Task instructions: Repeat the material verbatim. Images are excluded from the copy.

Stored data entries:
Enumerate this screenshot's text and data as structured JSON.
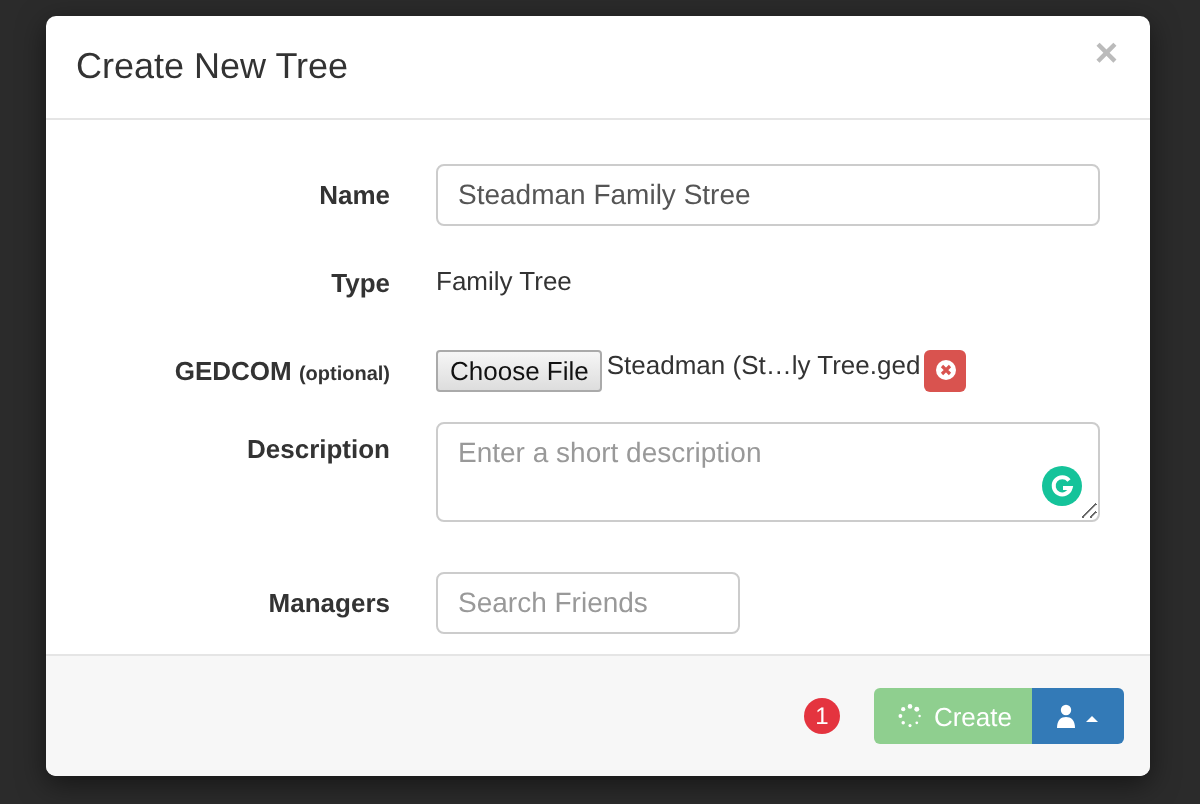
{
  "dialog": {
    "title": "Create New Tree",
    "close": "×",
    "fields": [
      {
        "kind": "input",
        "label": "Name",
        "value": "Steadman Family Stree"
      },
      {
        "kind": "static",
        "label": "Type",
        "value": "Family Tree"
      },
      {
        "kind": "file",
        "label": "GEDCOM",
        "label_note": "(optional)",
        "button": "Choose File",
        "value": "Steadman (St…ly Tree.ged"
      },
      {
        "kind": "textarea",
        "label": "Description",
        "placeholder": "Enter a short description"
      },
      {
        "kind": "input",
        "label": "Managers",
        "placeholder": "Search Friends"
      }
    ],
    "footer": {
      "badge": "1",
      "create": {
        "label": "Create",
        "disabled": true,
        "loading": true
      }
    }
  }
}
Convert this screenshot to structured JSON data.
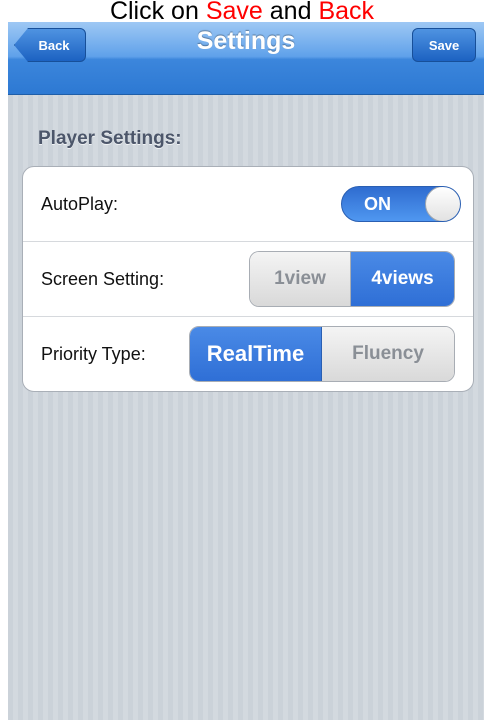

Exercise response:
Enumerate this screenshot's text and data as structured JSON.
{
  "dialog": {
    "title": "Create New Tree",
    "close": "×",
    "fields": [
      {
        "kind": "input",
        "label": "Name",
        "value": "Steadman Family Stree"
      },
      {
        "kind": "static",
        "label": "Type",
        "value": "Family Tree"
      },
      {
        "kind": "file",
        "label": "GEDCOM",
        "label_note": "(optional)",
        "button": "Choose File",
        "value": "Steadman (St…ly Tree.ged"
      },
      {
        "kind": "textarea",
        "label": "Description",
        "placeholder": "Enter a short description"
      },
      {
        "kind": "input",
        "label": "Managers",
        "placeholder": "Search Friends"
      }
    ],
    "footer": {
      "badge": "1",
      "create": {
        "label": "Create",
        "disabled": true,
        "loading": true
      }
    }
  }
}
Convert this screenshot to structured JSON data.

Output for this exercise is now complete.